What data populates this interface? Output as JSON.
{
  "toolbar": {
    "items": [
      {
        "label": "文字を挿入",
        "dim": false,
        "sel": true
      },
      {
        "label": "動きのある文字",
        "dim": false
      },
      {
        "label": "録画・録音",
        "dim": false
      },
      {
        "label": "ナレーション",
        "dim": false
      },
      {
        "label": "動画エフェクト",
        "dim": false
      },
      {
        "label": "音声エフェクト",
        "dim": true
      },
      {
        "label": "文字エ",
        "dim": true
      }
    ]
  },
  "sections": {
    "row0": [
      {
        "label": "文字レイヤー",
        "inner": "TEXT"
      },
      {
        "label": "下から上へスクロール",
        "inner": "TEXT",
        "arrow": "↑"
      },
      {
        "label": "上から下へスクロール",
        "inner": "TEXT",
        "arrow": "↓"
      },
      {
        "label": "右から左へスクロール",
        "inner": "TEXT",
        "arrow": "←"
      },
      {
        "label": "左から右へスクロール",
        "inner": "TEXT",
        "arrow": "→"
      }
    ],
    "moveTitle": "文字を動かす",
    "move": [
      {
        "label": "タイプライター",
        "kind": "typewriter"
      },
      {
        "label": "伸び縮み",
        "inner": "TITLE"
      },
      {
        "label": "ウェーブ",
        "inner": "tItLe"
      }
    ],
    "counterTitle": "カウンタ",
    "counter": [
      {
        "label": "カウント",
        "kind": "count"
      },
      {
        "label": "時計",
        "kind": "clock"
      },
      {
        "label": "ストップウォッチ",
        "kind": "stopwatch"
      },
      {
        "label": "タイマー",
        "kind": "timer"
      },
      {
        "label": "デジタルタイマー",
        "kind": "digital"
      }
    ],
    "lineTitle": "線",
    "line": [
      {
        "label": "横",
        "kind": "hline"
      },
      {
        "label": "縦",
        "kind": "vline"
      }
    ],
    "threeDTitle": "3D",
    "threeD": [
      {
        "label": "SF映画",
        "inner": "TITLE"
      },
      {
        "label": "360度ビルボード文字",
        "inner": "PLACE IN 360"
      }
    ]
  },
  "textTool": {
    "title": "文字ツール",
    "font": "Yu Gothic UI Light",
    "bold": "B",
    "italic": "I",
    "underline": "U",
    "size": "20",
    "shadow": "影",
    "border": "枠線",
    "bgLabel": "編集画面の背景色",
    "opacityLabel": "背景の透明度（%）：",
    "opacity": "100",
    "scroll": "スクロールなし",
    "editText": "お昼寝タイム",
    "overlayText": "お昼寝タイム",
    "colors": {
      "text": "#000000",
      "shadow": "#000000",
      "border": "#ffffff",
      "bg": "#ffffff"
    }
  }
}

What the exercise asks.
Locate the lines above that hold the word "お昼寝タイム". Show every one of them.

Solution to this exercise.
    "editText": "お昼寝タイム",
    "overlayText": "お昼寝タイム",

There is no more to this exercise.